**What the task asks**
Copy out the lines that have "JSON" in them.

**Saved data entries**

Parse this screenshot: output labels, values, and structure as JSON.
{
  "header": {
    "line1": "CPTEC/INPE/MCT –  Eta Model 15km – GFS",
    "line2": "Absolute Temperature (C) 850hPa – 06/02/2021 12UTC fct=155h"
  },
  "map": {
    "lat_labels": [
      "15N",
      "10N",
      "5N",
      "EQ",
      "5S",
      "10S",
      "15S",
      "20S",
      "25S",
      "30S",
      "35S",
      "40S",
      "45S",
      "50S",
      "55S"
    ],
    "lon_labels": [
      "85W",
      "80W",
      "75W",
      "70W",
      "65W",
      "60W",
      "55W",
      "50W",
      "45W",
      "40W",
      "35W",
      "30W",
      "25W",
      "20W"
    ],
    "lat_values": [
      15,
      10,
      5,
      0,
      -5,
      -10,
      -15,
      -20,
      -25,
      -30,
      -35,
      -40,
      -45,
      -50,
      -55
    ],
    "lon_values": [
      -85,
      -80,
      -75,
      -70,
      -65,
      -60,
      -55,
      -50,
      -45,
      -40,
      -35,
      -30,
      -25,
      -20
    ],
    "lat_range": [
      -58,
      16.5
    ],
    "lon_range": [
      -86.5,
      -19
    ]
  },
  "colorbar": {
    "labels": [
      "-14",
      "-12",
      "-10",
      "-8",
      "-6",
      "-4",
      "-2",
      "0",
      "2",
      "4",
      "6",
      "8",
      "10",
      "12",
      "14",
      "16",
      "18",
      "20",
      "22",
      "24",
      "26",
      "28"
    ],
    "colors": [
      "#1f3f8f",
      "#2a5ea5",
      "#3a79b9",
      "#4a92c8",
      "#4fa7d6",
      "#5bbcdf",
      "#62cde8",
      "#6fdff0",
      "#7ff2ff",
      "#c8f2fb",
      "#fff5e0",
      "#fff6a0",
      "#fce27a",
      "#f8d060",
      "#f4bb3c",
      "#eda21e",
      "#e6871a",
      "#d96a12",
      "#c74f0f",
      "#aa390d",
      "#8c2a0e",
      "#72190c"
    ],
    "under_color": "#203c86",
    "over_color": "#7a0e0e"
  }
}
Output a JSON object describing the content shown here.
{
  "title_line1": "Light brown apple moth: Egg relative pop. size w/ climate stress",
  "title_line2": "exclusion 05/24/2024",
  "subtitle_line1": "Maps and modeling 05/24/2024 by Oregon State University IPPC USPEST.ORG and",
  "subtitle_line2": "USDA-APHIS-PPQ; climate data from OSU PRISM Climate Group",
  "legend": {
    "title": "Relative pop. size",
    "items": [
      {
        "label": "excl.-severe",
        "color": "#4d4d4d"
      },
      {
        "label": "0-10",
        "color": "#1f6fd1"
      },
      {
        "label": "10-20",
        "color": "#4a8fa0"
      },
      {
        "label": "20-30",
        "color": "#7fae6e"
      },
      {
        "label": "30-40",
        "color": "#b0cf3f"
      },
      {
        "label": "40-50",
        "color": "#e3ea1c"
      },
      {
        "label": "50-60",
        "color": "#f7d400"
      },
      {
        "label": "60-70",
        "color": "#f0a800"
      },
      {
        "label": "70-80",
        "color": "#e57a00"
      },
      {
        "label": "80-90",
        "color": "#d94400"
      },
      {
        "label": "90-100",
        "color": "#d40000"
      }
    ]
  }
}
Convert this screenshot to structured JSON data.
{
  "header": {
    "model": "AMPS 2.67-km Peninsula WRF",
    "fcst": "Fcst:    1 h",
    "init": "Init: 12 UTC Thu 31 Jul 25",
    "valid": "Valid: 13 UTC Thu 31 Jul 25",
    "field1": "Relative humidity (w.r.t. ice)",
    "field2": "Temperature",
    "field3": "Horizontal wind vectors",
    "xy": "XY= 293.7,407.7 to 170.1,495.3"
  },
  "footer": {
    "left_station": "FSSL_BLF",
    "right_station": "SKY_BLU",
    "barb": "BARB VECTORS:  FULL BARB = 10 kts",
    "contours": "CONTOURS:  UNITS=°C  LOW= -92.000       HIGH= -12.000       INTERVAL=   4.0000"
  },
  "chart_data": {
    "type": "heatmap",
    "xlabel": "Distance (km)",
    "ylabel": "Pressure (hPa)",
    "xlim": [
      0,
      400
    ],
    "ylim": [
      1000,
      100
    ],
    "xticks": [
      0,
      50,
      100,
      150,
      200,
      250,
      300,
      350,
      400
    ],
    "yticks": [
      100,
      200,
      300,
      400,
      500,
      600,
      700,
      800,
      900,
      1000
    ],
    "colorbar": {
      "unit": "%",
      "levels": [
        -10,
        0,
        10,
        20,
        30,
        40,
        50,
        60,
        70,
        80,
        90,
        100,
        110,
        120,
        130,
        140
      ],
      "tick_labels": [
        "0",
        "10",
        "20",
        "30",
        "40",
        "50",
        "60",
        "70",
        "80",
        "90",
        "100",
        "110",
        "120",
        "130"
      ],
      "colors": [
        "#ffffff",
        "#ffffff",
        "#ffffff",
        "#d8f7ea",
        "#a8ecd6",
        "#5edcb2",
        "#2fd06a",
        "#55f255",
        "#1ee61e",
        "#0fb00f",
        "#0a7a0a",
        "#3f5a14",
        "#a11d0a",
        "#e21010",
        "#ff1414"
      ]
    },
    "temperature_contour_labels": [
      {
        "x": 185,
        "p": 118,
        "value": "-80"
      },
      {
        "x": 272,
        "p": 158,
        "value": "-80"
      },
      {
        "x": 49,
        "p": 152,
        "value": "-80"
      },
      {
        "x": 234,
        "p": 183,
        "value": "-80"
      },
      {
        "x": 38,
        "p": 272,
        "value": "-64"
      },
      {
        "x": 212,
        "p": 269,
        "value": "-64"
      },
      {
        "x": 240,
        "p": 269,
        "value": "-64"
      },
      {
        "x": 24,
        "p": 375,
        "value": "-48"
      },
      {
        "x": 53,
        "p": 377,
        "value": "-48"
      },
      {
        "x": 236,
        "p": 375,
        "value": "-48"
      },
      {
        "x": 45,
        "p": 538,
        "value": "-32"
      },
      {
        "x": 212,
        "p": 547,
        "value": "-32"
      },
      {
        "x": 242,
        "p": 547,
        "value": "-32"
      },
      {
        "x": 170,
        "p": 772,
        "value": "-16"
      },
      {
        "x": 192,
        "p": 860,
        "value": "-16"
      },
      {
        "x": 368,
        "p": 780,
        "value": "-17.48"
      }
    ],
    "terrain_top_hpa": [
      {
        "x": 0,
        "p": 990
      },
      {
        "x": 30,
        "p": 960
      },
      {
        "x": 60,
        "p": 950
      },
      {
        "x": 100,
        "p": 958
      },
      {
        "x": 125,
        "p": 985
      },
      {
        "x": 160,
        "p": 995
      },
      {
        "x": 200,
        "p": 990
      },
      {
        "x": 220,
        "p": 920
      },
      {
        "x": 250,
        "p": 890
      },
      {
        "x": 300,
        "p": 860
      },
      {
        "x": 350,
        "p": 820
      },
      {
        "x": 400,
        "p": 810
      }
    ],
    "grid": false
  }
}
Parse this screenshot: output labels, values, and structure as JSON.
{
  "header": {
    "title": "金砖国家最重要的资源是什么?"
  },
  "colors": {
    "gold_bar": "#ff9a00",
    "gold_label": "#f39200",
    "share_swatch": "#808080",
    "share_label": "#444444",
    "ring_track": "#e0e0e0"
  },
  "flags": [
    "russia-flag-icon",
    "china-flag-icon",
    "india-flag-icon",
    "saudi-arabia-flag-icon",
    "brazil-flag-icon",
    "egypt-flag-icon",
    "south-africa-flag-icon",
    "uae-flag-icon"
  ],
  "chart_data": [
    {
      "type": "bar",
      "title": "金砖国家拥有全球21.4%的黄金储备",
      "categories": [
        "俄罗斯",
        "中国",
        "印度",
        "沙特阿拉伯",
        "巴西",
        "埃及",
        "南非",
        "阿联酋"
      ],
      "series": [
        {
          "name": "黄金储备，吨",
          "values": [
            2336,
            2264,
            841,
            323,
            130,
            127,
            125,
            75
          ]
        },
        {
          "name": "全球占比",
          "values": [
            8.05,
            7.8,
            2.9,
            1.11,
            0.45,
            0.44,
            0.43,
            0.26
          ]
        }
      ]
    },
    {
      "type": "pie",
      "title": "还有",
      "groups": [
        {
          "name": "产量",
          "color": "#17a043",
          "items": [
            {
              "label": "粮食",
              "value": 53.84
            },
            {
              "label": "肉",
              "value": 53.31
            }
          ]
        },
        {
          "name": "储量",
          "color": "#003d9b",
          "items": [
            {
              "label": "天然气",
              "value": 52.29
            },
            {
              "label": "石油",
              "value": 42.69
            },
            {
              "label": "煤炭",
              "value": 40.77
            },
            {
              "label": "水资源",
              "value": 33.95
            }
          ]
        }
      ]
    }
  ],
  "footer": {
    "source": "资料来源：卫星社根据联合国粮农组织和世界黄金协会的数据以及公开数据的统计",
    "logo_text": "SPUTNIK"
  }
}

**Written response**
Parse this screenshot: output labels, values, and structure as JSON.
Output a JSON object describing the content shown here.
Convert this screenshot to structured JSON data.
Parse this screenshot: output labels, values, and structure as JSON.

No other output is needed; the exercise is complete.